-- Study text follows --
The football world is as obsessed with goal and assists now as it’s ever been. We’re as guilty as anyone – looking up goal contributions to include in the transfer gossip; poking fun at a club trying to sign a forward with anything less than one every two games.
Players aren’t judged on how they play, how entertaining they are or even what they do for the team, but on their direct effect on the scoreline, whether it be putting the football in the goal hole or getting the football to the person putting the football in the goal hole. If a forward’s not doing either of those things we tend not to give a damn.
But occasionally someone bucks the trend, like Jack Grealish, whose goal contributions suggest he did f*** all in Manchester City’s Treble-winning season. He joins this list of five players who look a bit sh*t on paper but were actually bloody brilliant.
Jack Grealish
There will be some who argue that Pep Guardiola has turned the mercurial likely lad from Birmingham into a mere cog in his Manchester City machine, using him to draw defenders and win free-kicks rather than as a dribbling menace who shoots from weird angles and attempts the outrageous to earn oohs and aahs from the crowd. It’s a fair point.
But the football purists can take solace in him racking up just five goals and 11 assists in 50 appearances this season: a goal contribution every 218 minutes. That’s wonderfully terrible for a forward playing in the best team in the world and suggests – even though it’s arguably less true now than it’s ever been – that entertainment goes hand in hand with winning in the eyes of Guardiola.
-- Study text concluded --
-- Extracted material follows --
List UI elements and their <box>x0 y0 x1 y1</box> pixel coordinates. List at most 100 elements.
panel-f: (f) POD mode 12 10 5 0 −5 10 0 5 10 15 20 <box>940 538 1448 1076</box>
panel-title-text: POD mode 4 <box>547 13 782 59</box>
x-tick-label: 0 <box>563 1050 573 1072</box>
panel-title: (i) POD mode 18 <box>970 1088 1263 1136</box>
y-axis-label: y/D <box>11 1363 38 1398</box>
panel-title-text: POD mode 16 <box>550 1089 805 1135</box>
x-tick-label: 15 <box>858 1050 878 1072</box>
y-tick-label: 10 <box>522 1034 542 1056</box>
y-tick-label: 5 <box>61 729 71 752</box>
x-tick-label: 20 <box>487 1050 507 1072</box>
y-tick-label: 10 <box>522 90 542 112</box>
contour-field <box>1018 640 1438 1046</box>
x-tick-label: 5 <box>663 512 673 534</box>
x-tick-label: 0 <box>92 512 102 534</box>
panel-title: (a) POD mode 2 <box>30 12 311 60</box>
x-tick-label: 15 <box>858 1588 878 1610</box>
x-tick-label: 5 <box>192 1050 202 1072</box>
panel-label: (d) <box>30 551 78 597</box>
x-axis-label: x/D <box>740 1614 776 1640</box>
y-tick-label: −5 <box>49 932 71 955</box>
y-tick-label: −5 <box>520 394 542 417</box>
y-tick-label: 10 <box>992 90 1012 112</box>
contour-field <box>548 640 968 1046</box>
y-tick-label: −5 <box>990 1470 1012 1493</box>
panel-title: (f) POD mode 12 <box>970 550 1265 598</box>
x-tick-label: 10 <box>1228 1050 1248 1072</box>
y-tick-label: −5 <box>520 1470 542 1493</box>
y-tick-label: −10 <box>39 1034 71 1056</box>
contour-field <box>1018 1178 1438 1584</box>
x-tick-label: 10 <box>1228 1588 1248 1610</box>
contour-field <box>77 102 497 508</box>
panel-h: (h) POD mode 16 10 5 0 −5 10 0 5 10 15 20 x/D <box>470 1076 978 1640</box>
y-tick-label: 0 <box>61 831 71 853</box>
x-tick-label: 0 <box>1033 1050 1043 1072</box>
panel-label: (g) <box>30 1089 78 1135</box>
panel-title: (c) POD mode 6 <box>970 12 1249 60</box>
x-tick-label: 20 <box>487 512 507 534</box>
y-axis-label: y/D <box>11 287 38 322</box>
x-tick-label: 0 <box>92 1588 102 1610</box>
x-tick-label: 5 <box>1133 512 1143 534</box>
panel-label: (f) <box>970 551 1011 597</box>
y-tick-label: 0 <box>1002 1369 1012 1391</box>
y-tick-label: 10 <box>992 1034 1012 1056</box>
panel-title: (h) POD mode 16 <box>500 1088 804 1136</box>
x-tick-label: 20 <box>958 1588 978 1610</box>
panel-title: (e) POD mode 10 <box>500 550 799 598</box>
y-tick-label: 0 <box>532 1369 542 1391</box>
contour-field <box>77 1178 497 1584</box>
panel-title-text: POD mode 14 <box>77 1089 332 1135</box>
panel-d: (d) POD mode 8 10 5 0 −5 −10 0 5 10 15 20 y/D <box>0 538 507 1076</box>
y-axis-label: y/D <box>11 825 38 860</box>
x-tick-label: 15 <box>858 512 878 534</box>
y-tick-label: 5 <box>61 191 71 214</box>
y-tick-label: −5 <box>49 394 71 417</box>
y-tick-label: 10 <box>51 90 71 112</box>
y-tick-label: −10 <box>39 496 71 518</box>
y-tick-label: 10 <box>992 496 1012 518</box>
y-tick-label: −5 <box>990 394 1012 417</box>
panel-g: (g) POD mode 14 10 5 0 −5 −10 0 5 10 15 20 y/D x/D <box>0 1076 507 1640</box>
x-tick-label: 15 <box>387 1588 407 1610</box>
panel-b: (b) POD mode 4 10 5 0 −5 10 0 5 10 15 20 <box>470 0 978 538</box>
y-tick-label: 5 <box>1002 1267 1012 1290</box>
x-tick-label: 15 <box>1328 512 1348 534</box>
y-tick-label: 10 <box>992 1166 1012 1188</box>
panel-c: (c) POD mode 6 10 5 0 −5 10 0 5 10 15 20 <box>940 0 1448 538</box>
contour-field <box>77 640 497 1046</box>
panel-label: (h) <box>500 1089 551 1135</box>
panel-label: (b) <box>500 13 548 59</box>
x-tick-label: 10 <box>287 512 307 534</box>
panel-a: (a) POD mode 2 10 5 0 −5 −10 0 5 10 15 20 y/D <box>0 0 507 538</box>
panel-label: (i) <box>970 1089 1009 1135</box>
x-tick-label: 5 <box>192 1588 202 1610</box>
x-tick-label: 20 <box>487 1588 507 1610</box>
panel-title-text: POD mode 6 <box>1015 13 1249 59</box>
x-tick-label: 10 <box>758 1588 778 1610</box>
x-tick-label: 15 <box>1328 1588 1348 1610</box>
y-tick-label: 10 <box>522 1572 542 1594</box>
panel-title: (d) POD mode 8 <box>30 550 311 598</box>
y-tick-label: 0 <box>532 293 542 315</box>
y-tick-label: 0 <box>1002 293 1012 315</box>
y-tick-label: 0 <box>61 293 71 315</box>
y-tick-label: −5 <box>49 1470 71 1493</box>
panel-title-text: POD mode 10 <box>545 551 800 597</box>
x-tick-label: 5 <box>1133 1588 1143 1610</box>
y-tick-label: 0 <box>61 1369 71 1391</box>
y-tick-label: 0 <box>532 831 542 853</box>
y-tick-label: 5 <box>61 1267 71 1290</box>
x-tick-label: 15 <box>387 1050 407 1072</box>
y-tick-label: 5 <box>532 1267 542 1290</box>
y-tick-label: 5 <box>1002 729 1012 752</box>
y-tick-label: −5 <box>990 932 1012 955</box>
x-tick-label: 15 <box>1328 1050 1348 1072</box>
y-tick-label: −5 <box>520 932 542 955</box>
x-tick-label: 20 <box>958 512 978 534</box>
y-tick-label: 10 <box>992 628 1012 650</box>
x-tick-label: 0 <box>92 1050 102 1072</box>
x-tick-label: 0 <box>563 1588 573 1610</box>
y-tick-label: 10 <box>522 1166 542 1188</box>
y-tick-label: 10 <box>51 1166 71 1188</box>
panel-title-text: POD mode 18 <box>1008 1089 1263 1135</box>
-- Extracted material concluded --
§ Activities
a – From the football article, extract the passage that begins with the words containing "But the football" and ends with "eyes of Guardiola.".
b – Continue the article about footballers whose goal numbers undersell them, picking up after its final sentence.
The records have no connection to the football article.

§ Answers by item
a –
But the football purists can take solace in him racking up just five goals and 11 assists in 50 appearances this season: a goal contribution every 218 minutes. That’s wonderfully terrible for a forward playing in the best team in the world and suggests – even though it’s arguably less true now than it’s ever been – that entertainment goes hand in hand with winning in the eyes of Guardiola.

b –
Nutmegs have been few and far between and collecting the ball on the touchline before cutting back and passing to a midfielder is now Grealish 101, but the boy remains beneath the somewhat robotic surface. “I played so crap today,” he said, struggling to hold back the tears after the Champions League final, preparing for a celebration binge the likes of which many of his Kombucha-drinking teammates will never have seen.
His football may now be more soulless than his refreshingly average statistics suggest, but the cheeky chappy, Birmingham’s foremost fingerer, is probably still awake, drinking a warm lager and singing along to Fleetwood Mac as he counts the bruises on his prize-winning calves.
Gianfranco Zola
Zola became the first Chelsea player to win the FWA Player of the Year and remains the only player ever to win the accolade without playing a full season in the English league, presumably because journalists were a bit taken aback by a footballer doing other-worldly things like controlling the ball in 1997.
He did more than that though. 78 goals and 24 assists in 310 appearances for Chelsea tells a fraction of the story and is the perfect example of how the fascination with goal contributions can cloud the mind from what really matters. Zola had the ball on a piece of string, with his low centre of gravity and nimble feet allowing him to escape the clutches of the defenders who swarmed him. His free-kicks were works of art and ‘playing between the lines’ was all rather fancy pants continental before he arrived in the Premier League.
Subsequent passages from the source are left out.